** What needs to be done **
Repeat the records below exactly.

───── Information shown ─────

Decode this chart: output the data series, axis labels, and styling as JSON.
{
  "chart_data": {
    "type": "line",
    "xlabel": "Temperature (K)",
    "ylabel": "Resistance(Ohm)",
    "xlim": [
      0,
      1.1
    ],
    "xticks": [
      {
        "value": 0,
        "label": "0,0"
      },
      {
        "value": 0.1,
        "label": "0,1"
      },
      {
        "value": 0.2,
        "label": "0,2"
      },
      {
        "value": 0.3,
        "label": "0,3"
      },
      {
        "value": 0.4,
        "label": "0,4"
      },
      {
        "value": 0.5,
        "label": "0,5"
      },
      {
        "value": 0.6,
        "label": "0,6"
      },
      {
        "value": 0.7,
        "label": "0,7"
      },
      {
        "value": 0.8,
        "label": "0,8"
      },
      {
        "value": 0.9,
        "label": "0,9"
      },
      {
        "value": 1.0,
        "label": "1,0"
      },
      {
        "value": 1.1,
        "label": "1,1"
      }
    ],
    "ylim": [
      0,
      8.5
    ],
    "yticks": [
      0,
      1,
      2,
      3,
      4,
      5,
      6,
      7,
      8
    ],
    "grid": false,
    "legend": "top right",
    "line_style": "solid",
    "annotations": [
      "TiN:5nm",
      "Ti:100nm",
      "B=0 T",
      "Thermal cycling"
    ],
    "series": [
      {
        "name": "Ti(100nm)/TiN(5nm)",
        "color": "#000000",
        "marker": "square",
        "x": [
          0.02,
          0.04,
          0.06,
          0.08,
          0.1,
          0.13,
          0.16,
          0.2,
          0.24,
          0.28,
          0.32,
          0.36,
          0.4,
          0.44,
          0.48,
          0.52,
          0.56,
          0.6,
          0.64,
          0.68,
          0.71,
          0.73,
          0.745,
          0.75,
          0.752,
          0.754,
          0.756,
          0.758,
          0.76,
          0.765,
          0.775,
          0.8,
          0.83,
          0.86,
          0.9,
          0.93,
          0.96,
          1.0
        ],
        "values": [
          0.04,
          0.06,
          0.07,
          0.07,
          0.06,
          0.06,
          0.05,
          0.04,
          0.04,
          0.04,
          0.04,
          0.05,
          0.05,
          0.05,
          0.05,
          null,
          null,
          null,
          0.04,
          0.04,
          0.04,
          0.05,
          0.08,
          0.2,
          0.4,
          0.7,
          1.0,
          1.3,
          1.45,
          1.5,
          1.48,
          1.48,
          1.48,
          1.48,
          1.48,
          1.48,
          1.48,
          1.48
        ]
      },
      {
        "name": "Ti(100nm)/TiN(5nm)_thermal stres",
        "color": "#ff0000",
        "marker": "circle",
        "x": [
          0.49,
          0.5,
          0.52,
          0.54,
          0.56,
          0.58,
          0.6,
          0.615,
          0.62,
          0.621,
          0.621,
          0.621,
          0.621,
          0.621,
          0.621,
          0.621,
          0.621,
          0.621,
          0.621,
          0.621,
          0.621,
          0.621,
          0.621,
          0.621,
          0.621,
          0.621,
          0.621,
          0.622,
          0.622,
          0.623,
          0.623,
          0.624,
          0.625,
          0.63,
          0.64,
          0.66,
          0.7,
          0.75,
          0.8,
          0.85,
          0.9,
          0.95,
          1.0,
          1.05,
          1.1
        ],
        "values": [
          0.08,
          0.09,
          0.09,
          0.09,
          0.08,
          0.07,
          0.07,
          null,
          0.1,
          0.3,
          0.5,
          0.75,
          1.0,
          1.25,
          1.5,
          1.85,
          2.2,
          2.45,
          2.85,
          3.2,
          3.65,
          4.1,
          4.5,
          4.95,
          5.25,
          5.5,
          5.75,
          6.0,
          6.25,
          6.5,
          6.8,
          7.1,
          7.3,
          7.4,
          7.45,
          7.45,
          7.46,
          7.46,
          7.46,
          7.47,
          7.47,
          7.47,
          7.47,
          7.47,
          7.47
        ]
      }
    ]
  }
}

─────

** Answer for this exercise **
Decode this chart: output the data series, axis labels, and styling as JSON.
{
  "chart_data": {
    "type": "line",
    "xlabel": "Temperature (K)",
    "ylabel": "Resistance(Ohm)",
    "xlim": [
      0,
      1.1
    ],
    "xticks": [
      {
        "value": 0,
        "label": "0,0"
      },
      {
        "value": 0.1,
        "label": "0,1"
      },
      {
        "value": 0.2,
        "label": "0,2"
      },
      {
        "value": 0.3,
        "label": "0,3"
      },
      {
        "value": 0.4,
        "label": "0,4"
      },
      {
        "value": 0.5,
        "label": "0,5"
      },
      {
        "value": 0.6,
        "label": "0,6"
      },
      {
        "value": 0.7,
        "label": "0,7"
      },
      {
        "value": 0.8,
        "label": "0,8"
      },
      {
        "value": 0.9,
        "label": "0,9"
      },
      {
        "value": 1.0,
        "label": "1,0"
      },
      {
        "value": 1.1,
        "label": "1,1"
      }
    ],
    "ylim": [
      0,
      8.5
    ],
    "yticks": [
      0,
      1,
      2,
      3,
      4,
      5,
      6,
      7,
      8
    ],
    "grid": false,
    "legend": "top right",
    "line_style": "solid",
    "annotations": [
      "TiN:5nm",
      "Ti:100nm",
      "B=0 T",
      "Thermal cycling"
    ],
    "series": [
      {
        "name": "Ti(100nm)/TiN(5nm)",
        "color": "#000000",
        "marker": "square",
        "x": [
          0.02,
          0.04,
          0.06,
          0.08,
          0.1,
          0.13,
          0.16,
          0.2,
          0.24,
          0.28,
          0.32,
          0.36,
          0.4,
          0.44,
          0.48,
          0.52,
          0.56,
          0.6,
          0.64,
          0.68,
          0.71,
          0.73,
          0.745,
          0.75,
          0.752,
          0.754,
          0.756,
          0.758,
          0.76,
          0.765,
          0.775,
          0.8,
          0.83,
          0.86,
          0.9,
          0.93,
          0.96,
          1.0
        ],
        "values": [
          0.04,
          0.06,
          0.07,
          0.07,
          0.06,
          0.06,
          0.05,
          0.04,
          0.04,
          0.04,
          0.04,
          0.05,
          0.05,
          0.05,
          0.05,
          null,
          null,
          null,
          0.04,
          0.04,
          0.04,
          0.05,
          0.08,
          0.2,
          0.4,
          0.7,
          1.0,
          1.3,
          1.45,
          1.5,
          1.48,
          1.48,
          1.48,
          1.48,
          1.48,
          1.48,
          1.48,
          1.48
        ]
      },
      {
        "name": "Ti(100nm)/TiN(5nm)_thermal stres",
        "color": "#ff0000",
        "marker": "circle",
        "x": [
          0.49,
          0.5,
          0.52,
          0.54,
          0.56,
          0.58,
          0.6,
          0.615,
          0.62,
          0.621,
          0.621,
          0.621,
          0.621,
          0.621,
          0.621,
          0.621,
          0.621,
          0.621,
          0.621,
          0.621,
          0.621,
          0.621,
          0.621,
          0.621,
          0.621,
          0.621,
          0.621,
          0.622,
          0.622,
          0.623,
          0.623,
          0.624,
          0.625,
          0.63,
          0.64,
          0.66,
          0.7,
          0.75,
          0.8,
          0.85,
          0.9,
          0.95,
          1.0,
          1.05,
          1.1
        ],
        "values": [
          0.08,
          0.09,
          0.09,
          0.09,
          0.08,
          0.07,
          0.07,
          null,
          0.1,
          0.3,
          0.5,
          0.75,
          1.0,
          1.25,
          1.5,
          1.85,
          2.2,
          2.45,
          2.85,
          3.2,
          3.65,
          4.1,
          4.5,
          4.95,
          5.25,
          5.5,
          5.75,
          6.0,
          6.25,
          6.5,
          6.8,
          7.1,
          7.3,
          7.4,
          7.45,
          7.45,
          7.46,
          7.46,
          7.46,
          7.47,
          7.47,
          7.47,
          7.47,
          7.47,
          7.47
        ]
      }
    ]
  }
}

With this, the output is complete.